THE EXERCISE ▸
In the entries below, find every line with "naar" and copy it.

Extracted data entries

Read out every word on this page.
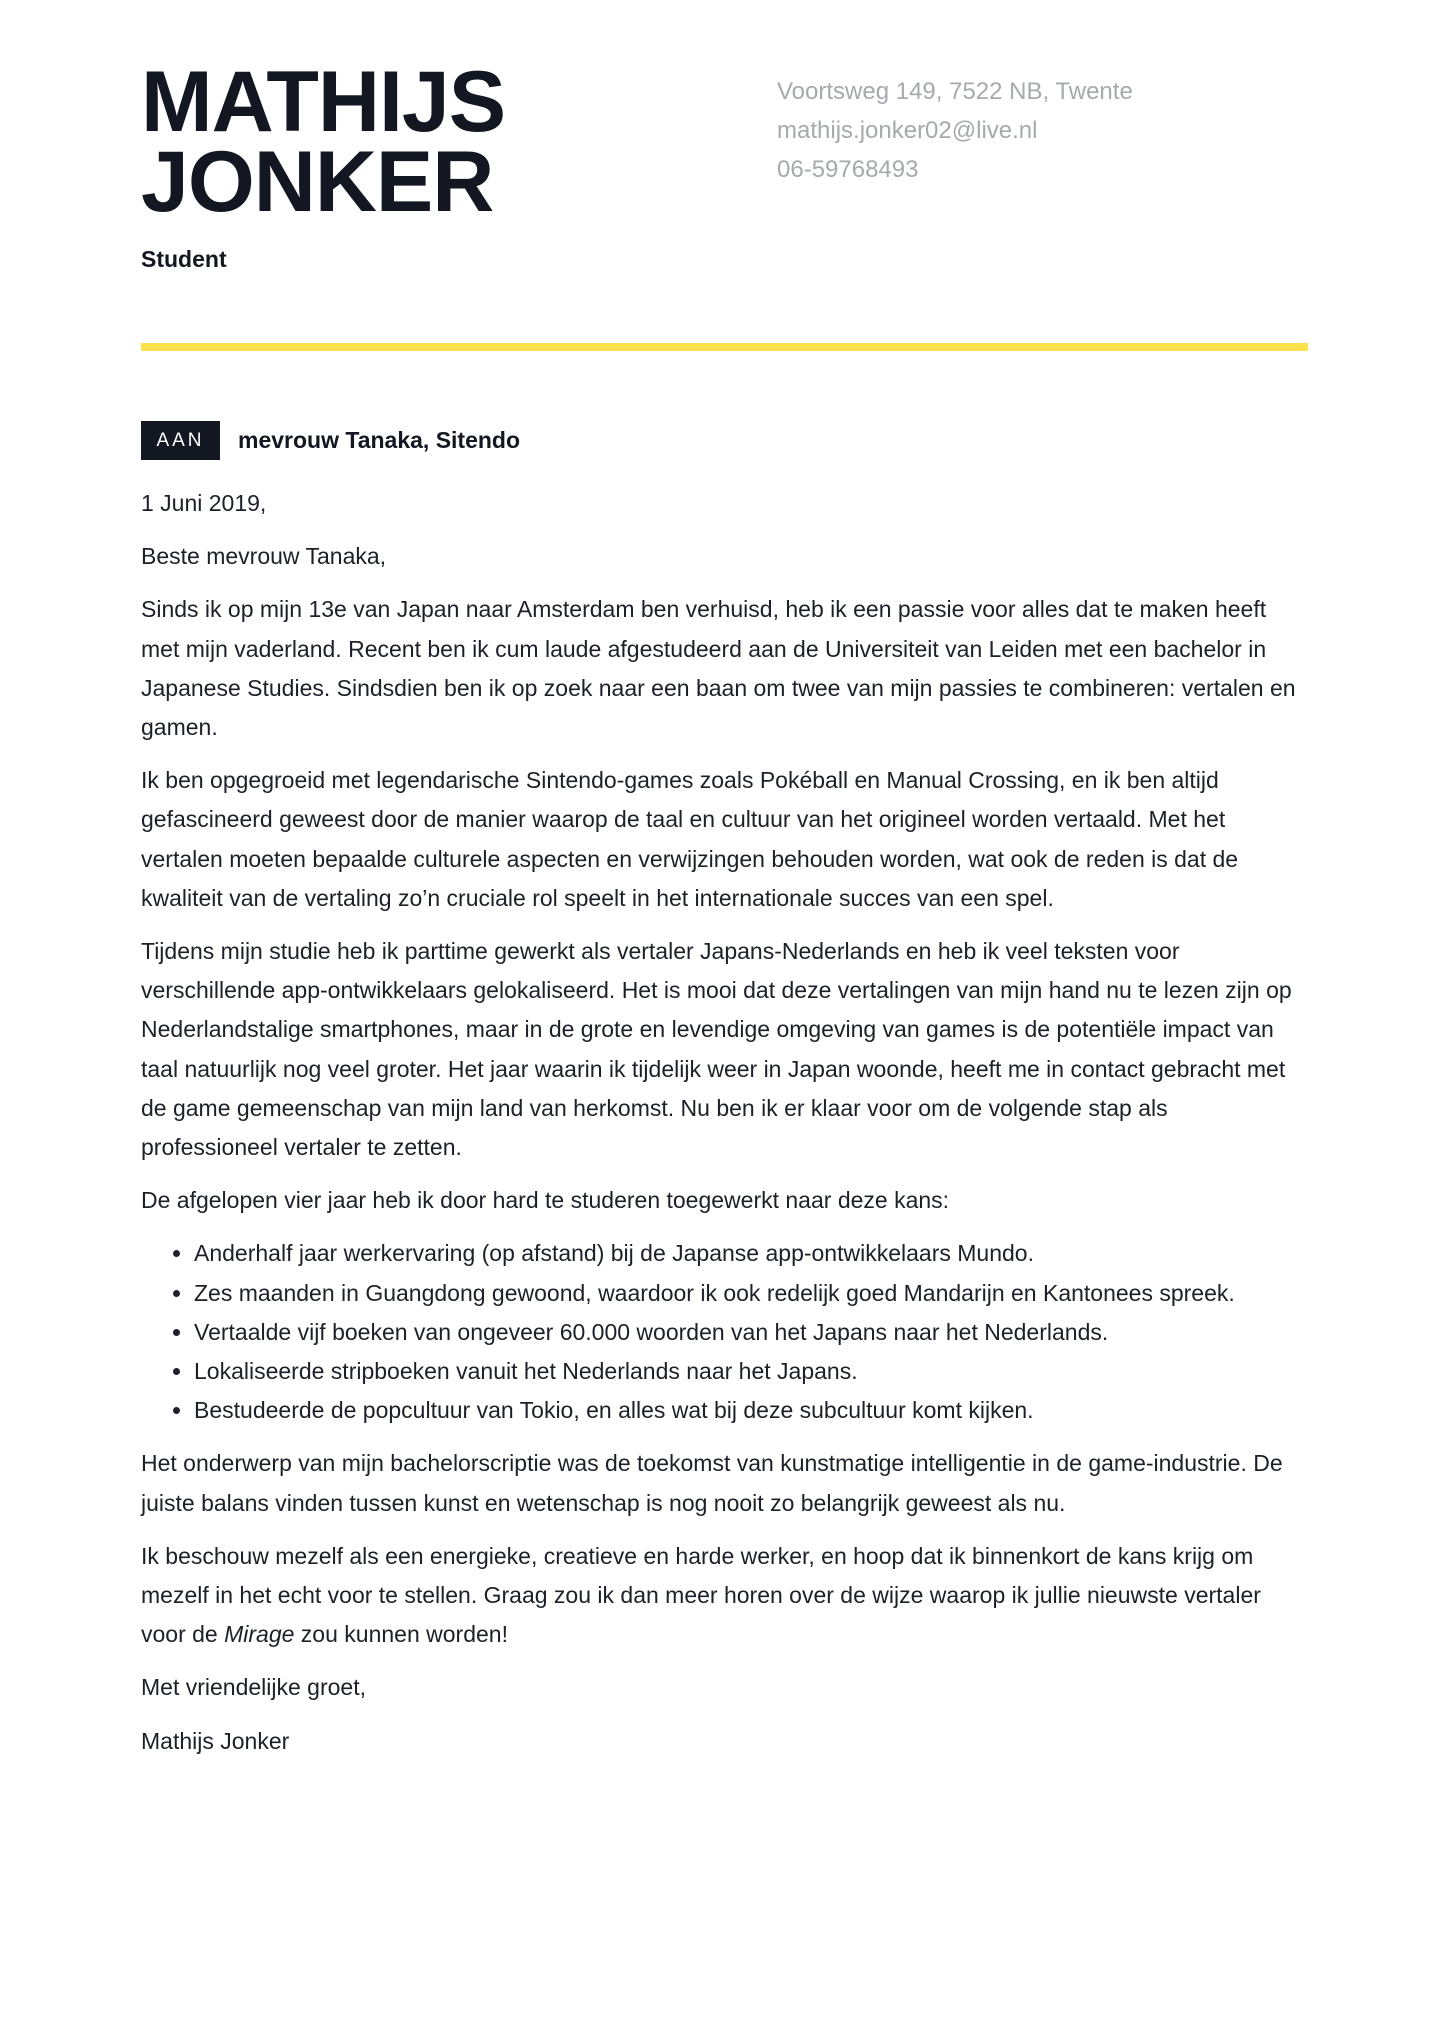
MATHIJS
JONKER
Student
Voortsweg 149, 7522 NB, Twente
mathijs.jonker02@live.nl
06-59768493
AAN	mevrouw Tanaka, Sitendo

1 Juni 2019,

Beste mevrouw Tanaka,

Sinds ik op mijn 13e van Japan naar Amsterdam ben verhuisd, heb ik een passie voor alles dat te maken heeft met mijn vaderland. Recent ben ik cum laude afgestudeerd aan de Universiteit van Leiden met een bachelor in Japanese Studies. Sindsdien ben ik op zoek naar een baan om twee van mijn passies te combineren: vertalen en gamen.

Ik ben opgegroeid met legendarische Sintendo-games zoals Pokéball en Manual Crossing, en ik ben altijd gefascineerd geweest door de manier waarop de taal en cultuur van het origineel worden vertaald. Met het vertalen moeten bepaalde culturele aspecten en verwijzingen behouden worden, wat ook de reden is dat de kwaliteit van de vertaling zo’n cruciale rol speelt in het internationale succes van een spel.

Tijdens mijn studie heb ik parttime gewerkt als vertaler Japans-Nederlands en heb ik veel teksten voor verschillende app-ontwikkelaars gelokaliseerd. Het is mooi dat deze vertalingen van mijn hand nu te lezen zijn op Nederlandstalige smartphones, maar in de grote en levendige omgeving van games is de potentiële impact van taal natuurlijk nog veel groter. Het jaar waarin ik tijdelijk weer in Japan woonde, heeft me in contact gebracht met de game gemeenschap van mijn land van herkomst. Nu ben ik er klaar voor om de volgende stap als professioneel vertaler te zetten.

De afgelopen vier jaar heb ik door hard te studeren toegewerkt naar deze kans:

• Anderhalf jaar werkervaring (op afstand) bij de Japanse app-ontwikkelaars Mundo.
• Zes maanden in Guangdong gewoond, waardoor ik ook redelijk goed Mandarijn en Kantonees spreek.
• Vertaalde vijf boeken van ongeveer 60.000 woorden van het Japans naar het Nederlands.
• Lokaliseerde stripboeken vanuit het Nederlands naar het Japans.
• Bestudeerde de popcultuur van Tokio, en alles wat bij deze subcultuur komt kijken.

Het onderwerp van mijn bachelorscriptie was de toekomst van kunstmatige intelligentie in de game-industrie. De juiste balans vinden tussen kunst en wetenschap is nog nooit zo belangrijk geweest als nu.

Ik beschouw mezelf als een energieke, creatieve en harde werker, en hoop dat ik binnenkort de kans krijg om mezelf in het echt voor te stellen. Graag zou ik dan meer horen over de wijze waarop ik jullie nieuwste vertaler voor de Mirage zou kunnen worden!

Met vriendelijke groet,

Mathijs Jonker
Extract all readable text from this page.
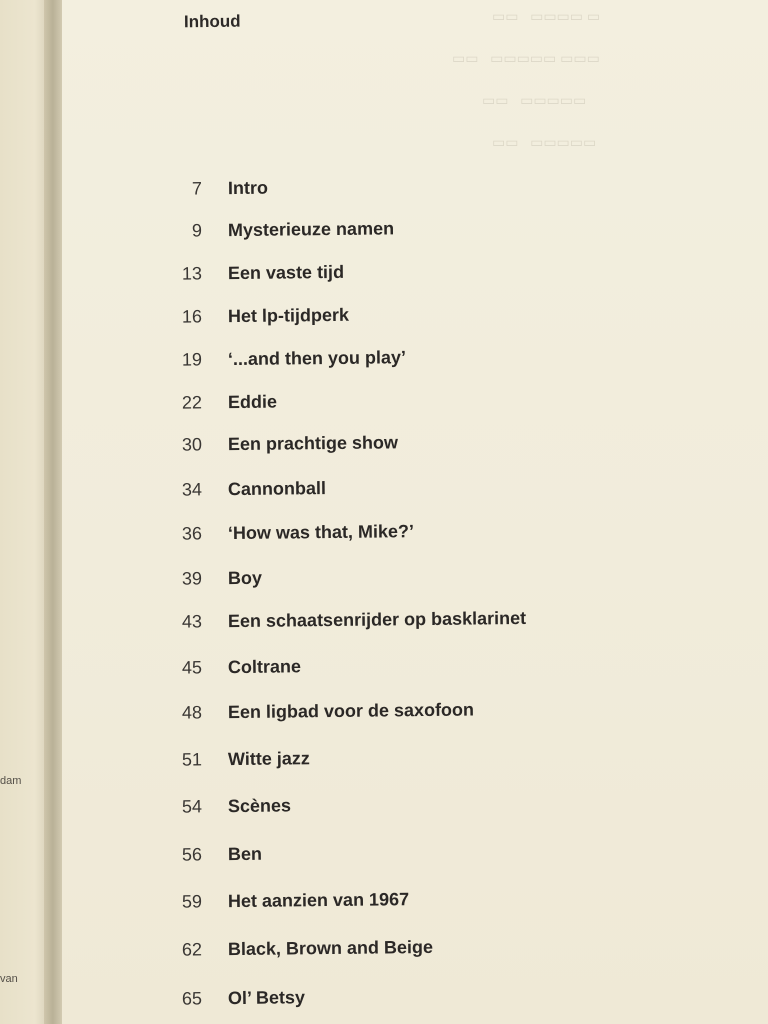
dam
van
▭ ▭▭▭▭   ▭▭
▭▭▭ ▭▭▭▭▭   ▭▭
▭▭▭▭▭   ▭▭
▭▭▭▭▭   ▭▭
Inhoud
7 Intro
9 Mysterieuze namen
13 Een vaste tijd
16 Het lp-tijdperk
19 ‘...and then you play’
22 Eddie
30 Een prachtige show
34 Cannonball
36 ‘How was that, Mike?’
39 Boy
43 Een schaatsenrijder op basklarinet
45 Coltrane
48 Een ligbad voor de saxofoon
51 Witte jazz
54 Scènes
56 Ben
59 Het aanzien van 1967
62 Black, Brown and Beige
65 Ol’ Betsy
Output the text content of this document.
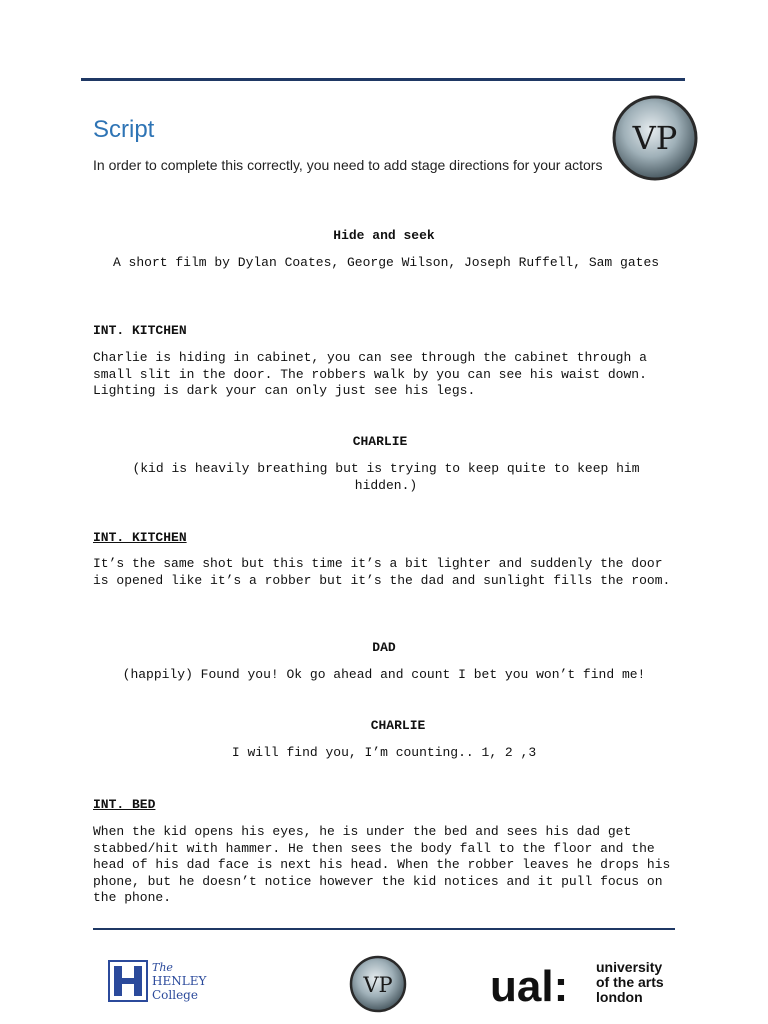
Script
In order to complete this correctly, you need to add stage directions for your actors
VP
Hide and seek
A short film by Dylan Coates, George Wilson, Joseph Ruffell, Sam gates
INT. KITCHEN
Charlie is hiding in cabinet, you can see through the cabinet through a small slit in the door. The robbers walk by you can see his waist down. Lighting is dark your can only just see his legs.
CHARLIE
(kid is heavily breathing but is trying to keep quite to keep him hidden.)
INT. KITCHEN
It’s the same shot but this time it’s a bit lighter and suddenly the door is opened like it’s a robber but it’s the dad and sunlight fills the room.
DAD
(happily) Found you! Ok go ahead and count I bet you won’t find me!
CHARLIE
I will find you, I’m counting.. 1, 2 ,3
INT. BED
When the kid opens his eyes, he is under the bed and sees his dad get stabbed/hit with hammer. He then sees the body fall to the floor and the head of his dad face is next his head. When the robber leaves he drops his phone, but he doesn’t notice however the kid notices and it pull focus on the phone.
The
HENLEY
College	VP ual: university
of the arts
london
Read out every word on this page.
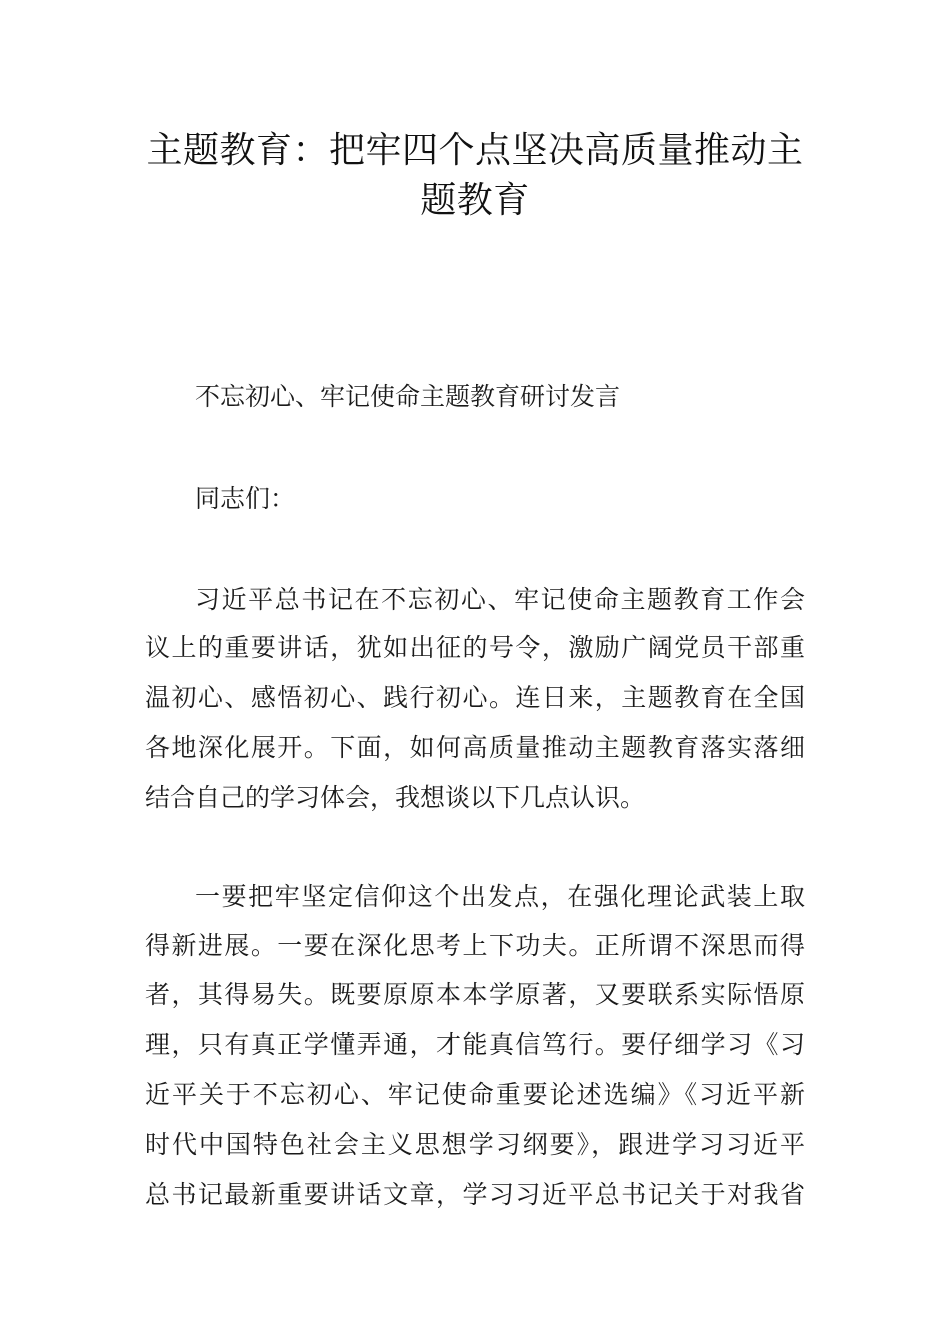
主题教育：把牢四个点坚决高质量推动主
题教育

不忘初心、牢记使命主题教育研讨发言

同志们：

习近平总书记在不忘初心、牢记使命主题教育工作会

议上的重要讲话，犹如出征的号令，激励广阔党员干部重

温初心、感悟初心、践行初心。连日来，主题教育在全国

各地深化展开。下面，如何高质量推动主题教育落实落细

结合自己的学习体会，我想谈以下几点认识。

一要把牢坚定信仰这个出发点，在强化理论武装上取

得新进展。一要在深化思考上下功夫。正所谓不深思而得

者，其得易失。既要原原本本学原著，又要联系实际悟原

理，只有真正学懂弄通，才能真信笃行。要仔细学习《习

近平关于不忘初心、牢记使命重要论述选编》《习近平新

时代中国特色社会主义思想学习纲要》，跟进学习习近平

总书记最新重要讲话文章，学习习近平总书记关于对我省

RESPONSE ▸
Sinds ik op mijn 13e van Japan naar Amsterdam ben verhuisd, heb ik een passie voor alles dat te maken heeft met mijn vaderland. Recent ben ik cum laude afgestudeerd aan de Universiteit van Leiden met een bachelor in Japanese Studies. Sindsdien ben ik op zoek naar een baan om twee van mijn passies te combineren: vertalen en gamen.
De afgelopen vier jaar heb ik door hard te studeren toegewerkt naar deze kans:
• Vertaalde vijf boeken van ongeveer 60.000 woorden van het Japans naar het Nederlands.
• Lokaliseerde stripboeken vanuit het Nederlands naar het Japans.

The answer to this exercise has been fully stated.